### Exercise goal
Using the listing below, extract each line that has the word "accent" in it.

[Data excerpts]

- - - - - - -

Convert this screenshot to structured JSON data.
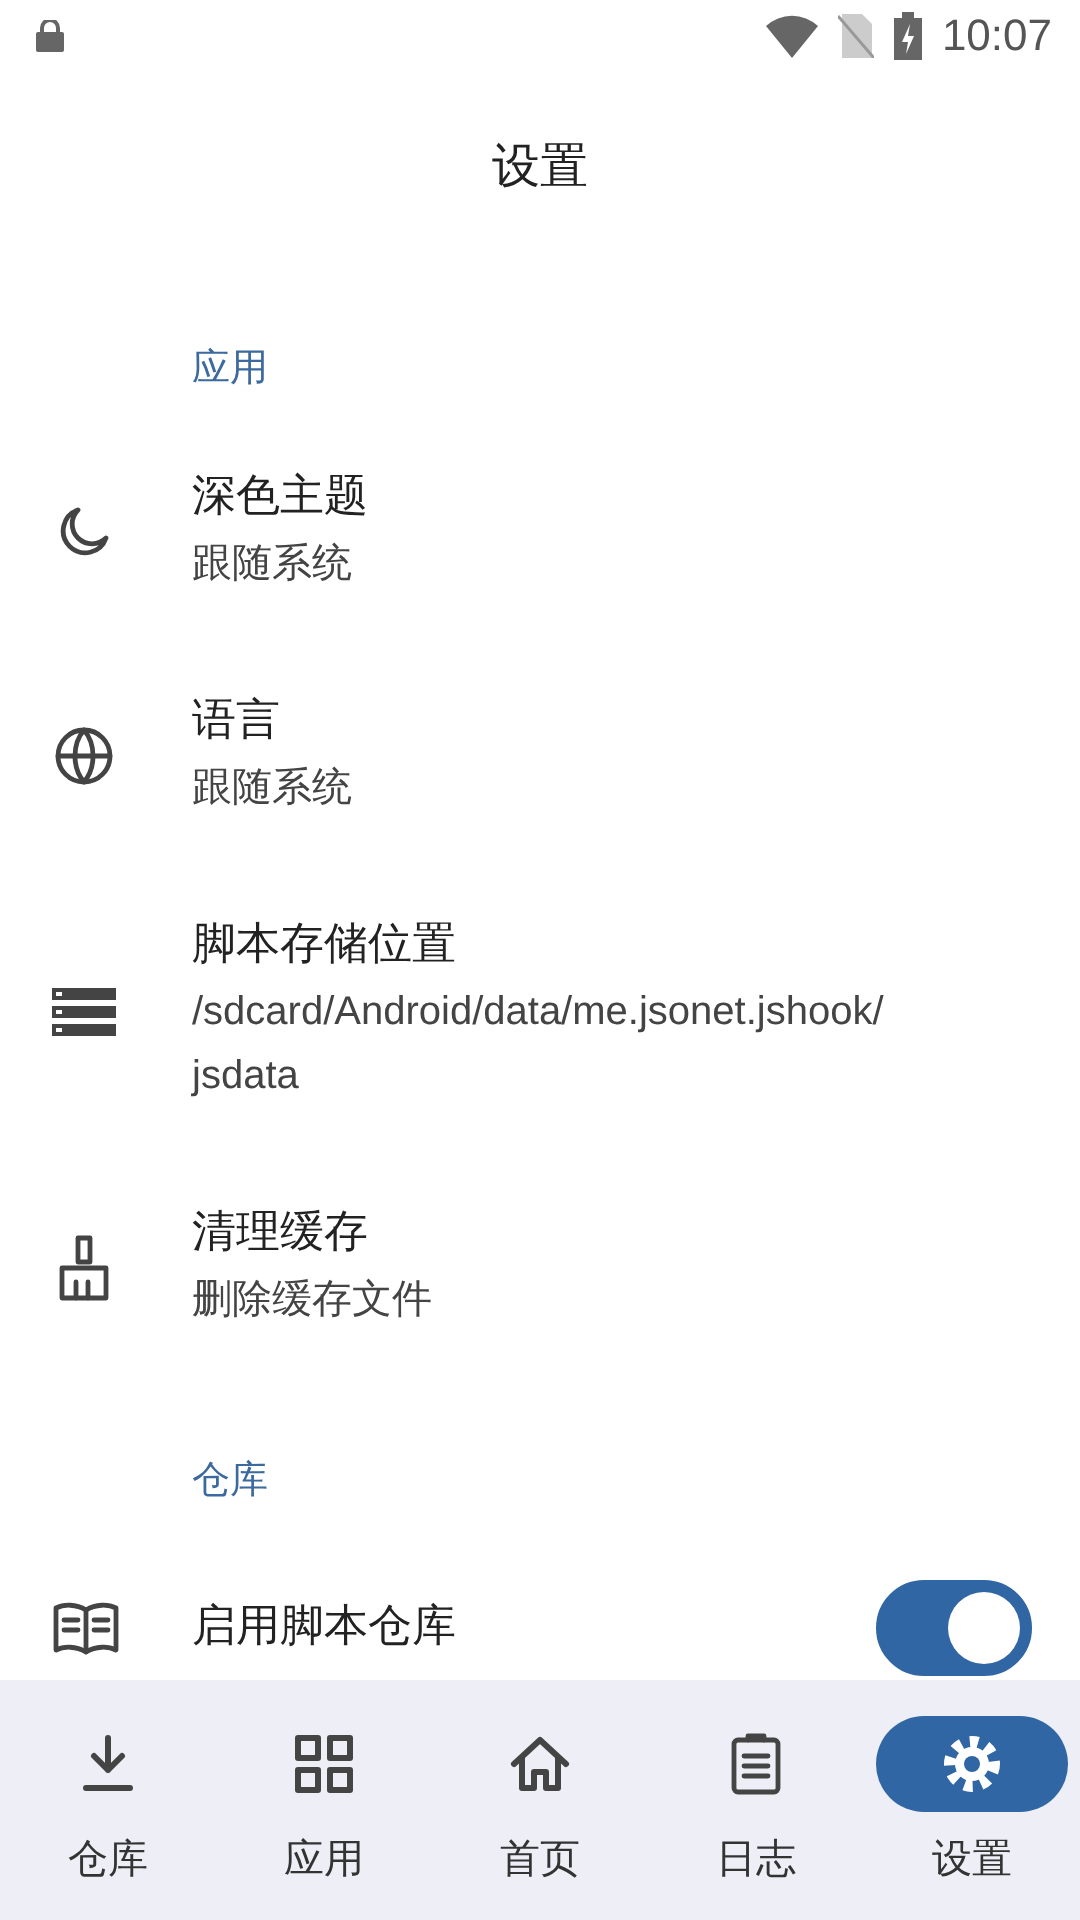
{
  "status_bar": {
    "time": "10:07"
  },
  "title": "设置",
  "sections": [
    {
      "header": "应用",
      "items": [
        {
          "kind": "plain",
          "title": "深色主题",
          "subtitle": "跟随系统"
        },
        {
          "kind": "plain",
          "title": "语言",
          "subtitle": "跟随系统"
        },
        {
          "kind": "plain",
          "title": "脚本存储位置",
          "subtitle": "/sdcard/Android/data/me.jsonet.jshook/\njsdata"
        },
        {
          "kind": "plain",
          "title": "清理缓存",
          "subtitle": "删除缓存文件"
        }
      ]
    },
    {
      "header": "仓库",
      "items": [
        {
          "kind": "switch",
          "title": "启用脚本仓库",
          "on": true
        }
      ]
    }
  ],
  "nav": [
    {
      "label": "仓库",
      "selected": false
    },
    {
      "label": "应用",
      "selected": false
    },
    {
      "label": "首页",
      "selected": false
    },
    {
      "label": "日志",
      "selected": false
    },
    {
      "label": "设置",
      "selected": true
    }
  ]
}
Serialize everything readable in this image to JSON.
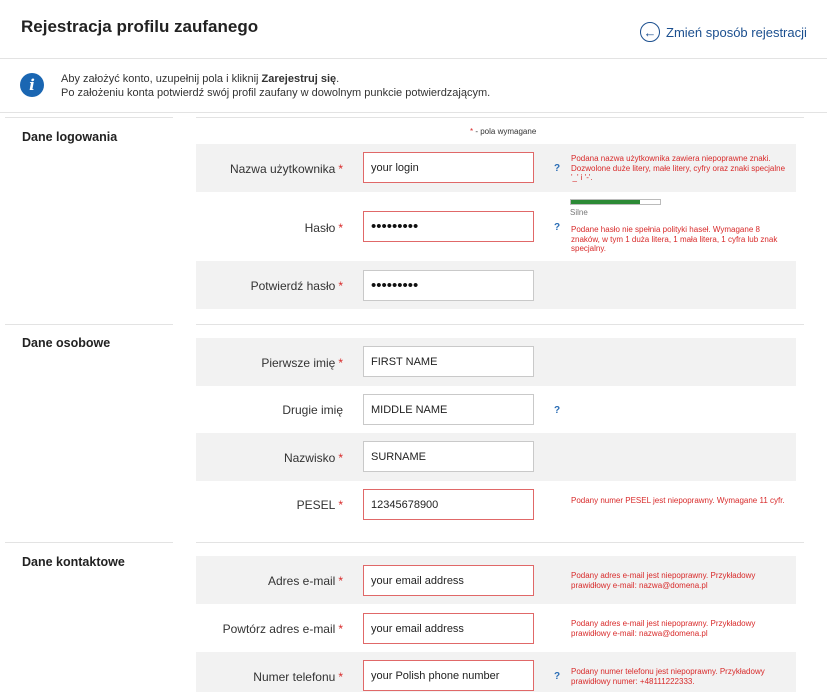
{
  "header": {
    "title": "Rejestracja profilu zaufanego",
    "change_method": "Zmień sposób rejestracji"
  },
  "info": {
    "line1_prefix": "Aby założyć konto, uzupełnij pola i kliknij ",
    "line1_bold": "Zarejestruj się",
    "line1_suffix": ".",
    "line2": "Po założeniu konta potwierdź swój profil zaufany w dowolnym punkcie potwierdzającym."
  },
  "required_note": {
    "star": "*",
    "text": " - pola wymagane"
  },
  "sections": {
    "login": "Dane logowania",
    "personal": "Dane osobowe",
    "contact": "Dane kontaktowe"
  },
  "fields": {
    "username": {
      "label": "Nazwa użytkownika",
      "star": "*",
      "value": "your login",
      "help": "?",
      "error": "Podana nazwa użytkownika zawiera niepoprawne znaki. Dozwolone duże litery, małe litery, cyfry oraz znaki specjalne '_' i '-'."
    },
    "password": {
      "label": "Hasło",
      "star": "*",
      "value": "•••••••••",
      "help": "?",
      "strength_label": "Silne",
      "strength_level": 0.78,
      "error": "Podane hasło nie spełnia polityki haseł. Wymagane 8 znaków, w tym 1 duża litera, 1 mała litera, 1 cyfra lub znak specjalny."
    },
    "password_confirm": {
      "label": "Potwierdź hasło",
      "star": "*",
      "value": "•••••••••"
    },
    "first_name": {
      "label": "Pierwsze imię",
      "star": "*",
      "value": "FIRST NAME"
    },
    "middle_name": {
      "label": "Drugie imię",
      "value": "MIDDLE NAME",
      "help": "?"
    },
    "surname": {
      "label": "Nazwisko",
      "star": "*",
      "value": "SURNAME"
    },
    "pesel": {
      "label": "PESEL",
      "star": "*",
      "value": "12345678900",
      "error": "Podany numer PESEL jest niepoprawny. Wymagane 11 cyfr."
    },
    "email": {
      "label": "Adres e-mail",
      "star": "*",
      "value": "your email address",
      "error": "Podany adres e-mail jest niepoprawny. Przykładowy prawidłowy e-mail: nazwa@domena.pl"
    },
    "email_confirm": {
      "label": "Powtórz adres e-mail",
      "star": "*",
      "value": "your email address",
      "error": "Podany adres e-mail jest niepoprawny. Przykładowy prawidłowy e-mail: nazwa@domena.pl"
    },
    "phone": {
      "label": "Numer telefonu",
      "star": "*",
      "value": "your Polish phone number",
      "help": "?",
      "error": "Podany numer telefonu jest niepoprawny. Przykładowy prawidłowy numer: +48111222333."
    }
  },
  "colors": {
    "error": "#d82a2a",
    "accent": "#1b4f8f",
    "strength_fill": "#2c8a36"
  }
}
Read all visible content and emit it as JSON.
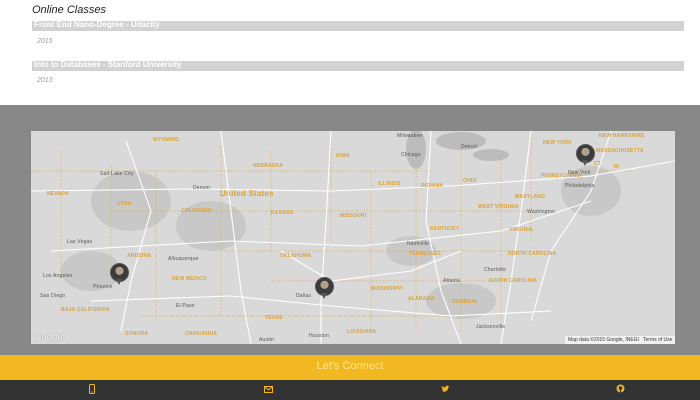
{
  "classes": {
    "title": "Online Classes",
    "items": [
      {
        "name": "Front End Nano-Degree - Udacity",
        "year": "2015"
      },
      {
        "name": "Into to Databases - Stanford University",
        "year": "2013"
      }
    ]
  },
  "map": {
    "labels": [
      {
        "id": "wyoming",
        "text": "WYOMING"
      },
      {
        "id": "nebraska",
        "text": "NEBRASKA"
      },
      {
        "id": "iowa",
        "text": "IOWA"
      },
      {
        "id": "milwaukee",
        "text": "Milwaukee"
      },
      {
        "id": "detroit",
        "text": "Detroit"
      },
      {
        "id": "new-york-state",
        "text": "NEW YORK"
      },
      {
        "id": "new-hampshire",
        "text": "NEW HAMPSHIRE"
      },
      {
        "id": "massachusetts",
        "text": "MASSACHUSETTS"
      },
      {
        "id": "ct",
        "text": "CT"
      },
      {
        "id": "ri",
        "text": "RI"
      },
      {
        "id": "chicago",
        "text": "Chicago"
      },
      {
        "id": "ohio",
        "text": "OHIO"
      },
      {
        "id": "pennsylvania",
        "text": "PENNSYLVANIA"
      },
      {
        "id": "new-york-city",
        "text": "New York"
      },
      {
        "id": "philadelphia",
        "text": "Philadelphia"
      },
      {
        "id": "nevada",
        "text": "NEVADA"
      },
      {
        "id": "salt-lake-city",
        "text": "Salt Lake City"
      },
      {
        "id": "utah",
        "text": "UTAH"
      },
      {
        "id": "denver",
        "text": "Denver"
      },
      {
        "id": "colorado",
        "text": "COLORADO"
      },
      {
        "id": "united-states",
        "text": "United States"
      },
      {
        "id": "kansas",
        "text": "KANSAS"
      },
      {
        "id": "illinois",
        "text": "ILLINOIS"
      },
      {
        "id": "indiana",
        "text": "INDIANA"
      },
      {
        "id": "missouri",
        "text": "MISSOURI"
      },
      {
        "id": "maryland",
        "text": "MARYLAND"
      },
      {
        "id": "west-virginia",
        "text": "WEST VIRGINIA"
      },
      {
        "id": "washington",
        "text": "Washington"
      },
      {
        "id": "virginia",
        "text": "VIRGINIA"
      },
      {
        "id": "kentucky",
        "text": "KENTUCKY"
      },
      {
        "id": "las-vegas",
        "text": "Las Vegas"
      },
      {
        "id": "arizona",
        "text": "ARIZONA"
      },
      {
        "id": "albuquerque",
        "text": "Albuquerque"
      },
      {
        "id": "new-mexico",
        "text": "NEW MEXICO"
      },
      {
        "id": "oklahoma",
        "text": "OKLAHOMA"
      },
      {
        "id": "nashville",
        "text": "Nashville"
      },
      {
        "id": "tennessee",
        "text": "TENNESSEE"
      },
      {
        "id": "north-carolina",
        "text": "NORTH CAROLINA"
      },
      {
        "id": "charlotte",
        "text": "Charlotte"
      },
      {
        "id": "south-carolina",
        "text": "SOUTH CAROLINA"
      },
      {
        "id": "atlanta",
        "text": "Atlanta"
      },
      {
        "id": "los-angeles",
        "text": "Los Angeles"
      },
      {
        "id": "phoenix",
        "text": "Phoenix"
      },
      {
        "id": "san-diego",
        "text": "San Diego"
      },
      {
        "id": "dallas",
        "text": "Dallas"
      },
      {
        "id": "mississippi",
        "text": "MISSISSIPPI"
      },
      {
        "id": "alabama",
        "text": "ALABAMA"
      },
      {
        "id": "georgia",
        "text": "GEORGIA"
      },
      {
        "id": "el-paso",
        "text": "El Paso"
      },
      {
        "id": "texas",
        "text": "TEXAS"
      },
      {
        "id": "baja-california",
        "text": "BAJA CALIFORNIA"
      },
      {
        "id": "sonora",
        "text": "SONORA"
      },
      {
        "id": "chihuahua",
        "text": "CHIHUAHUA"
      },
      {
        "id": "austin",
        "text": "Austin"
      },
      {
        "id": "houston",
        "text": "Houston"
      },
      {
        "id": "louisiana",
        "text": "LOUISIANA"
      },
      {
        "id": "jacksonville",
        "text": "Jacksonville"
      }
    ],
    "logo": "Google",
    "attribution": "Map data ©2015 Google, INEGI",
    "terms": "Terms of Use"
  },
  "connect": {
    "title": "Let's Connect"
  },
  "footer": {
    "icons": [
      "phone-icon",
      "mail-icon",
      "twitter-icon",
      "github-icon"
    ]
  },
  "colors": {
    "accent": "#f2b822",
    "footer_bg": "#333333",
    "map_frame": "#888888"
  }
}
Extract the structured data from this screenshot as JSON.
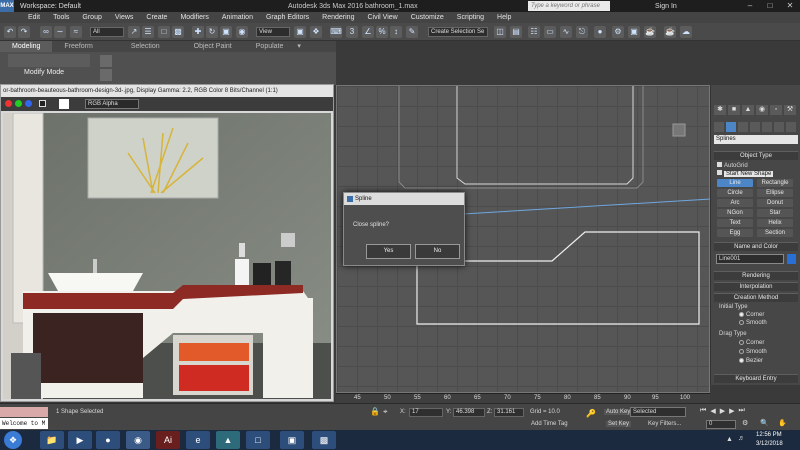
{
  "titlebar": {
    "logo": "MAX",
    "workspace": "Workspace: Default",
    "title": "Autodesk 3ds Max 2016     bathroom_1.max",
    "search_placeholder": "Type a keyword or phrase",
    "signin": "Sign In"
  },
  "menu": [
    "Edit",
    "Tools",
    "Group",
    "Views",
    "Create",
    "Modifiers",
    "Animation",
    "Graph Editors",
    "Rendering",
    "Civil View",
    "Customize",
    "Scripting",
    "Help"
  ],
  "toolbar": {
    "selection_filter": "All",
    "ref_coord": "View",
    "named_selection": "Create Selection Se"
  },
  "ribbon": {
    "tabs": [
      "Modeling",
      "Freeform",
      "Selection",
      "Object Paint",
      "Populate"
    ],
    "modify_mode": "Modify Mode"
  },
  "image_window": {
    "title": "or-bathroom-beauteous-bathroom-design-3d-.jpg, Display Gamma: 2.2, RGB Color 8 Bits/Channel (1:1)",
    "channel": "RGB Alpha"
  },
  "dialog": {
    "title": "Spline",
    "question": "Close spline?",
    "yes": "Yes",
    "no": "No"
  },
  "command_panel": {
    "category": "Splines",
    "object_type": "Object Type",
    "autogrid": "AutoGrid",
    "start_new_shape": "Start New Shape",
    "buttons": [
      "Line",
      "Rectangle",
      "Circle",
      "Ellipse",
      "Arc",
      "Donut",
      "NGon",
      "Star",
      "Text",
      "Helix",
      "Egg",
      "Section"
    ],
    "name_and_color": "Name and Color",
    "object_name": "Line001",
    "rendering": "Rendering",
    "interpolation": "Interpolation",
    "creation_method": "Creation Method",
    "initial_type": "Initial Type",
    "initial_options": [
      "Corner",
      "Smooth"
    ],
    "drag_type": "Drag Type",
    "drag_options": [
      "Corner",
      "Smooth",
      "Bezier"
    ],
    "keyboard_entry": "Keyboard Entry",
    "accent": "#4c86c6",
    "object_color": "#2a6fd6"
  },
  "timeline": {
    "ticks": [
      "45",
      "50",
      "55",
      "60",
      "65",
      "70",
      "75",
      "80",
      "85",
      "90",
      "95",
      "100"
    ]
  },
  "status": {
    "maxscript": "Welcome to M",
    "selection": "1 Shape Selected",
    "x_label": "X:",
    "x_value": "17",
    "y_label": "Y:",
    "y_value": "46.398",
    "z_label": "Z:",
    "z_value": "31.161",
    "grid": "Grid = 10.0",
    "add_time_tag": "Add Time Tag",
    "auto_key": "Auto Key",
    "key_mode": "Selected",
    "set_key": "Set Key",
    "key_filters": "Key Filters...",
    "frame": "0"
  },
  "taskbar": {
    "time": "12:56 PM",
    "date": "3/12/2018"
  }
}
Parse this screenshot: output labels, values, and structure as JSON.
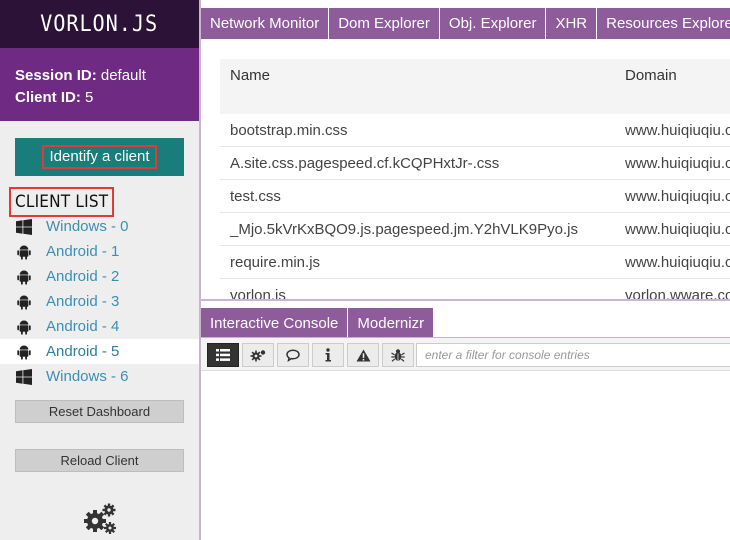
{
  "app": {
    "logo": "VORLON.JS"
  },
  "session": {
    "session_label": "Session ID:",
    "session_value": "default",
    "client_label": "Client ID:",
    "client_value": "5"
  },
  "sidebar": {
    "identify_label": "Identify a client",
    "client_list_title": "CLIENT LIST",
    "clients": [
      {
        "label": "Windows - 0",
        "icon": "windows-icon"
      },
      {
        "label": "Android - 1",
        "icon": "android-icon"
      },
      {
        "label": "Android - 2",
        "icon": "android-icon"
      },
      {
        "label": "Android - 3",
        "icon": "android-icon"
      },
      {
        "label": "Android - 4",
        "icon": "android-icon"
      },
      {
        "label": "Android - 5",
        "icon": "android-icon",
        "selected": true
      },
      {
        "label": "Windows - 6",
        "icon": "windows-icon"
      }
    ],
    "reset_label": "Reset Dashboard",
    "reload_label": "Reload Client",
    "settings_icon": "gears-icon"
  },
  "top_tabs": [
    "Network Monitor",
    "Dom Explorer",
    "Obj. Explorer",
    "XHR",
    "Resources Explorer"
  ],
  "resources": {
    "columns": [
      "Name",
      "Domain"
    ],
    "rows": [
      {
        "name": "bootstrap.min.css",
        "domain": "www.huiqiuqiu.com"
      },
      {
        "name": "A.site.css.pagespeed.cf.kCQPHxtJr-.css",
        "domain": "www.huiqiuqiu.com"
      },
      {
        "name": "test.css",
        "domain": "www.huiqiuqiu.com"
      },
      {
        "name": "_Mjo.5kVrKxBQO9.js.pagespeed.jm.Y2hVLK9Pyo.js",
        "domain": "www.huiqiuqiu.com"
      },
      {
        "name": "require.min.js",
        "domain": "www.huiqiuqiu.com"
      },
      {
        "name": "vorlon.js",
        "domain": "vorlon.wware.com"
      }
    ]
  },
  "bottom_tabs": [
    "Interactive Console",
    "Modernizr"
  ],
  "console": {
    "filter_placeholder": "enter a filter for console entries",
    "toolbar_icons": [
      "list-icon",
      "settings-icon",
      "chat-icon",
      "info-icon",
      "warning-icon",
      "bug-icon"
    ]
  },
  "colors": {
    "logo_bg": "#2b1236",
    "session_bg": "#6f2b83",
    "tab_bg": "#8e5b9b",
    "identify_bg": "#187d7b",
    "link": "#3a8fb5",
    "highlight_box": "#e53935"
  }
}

- - - - - - -

### Exercise response
    "accent": "#1b4f8f",
    "accent": "#f2b822",
    "accent": "#4c86c6",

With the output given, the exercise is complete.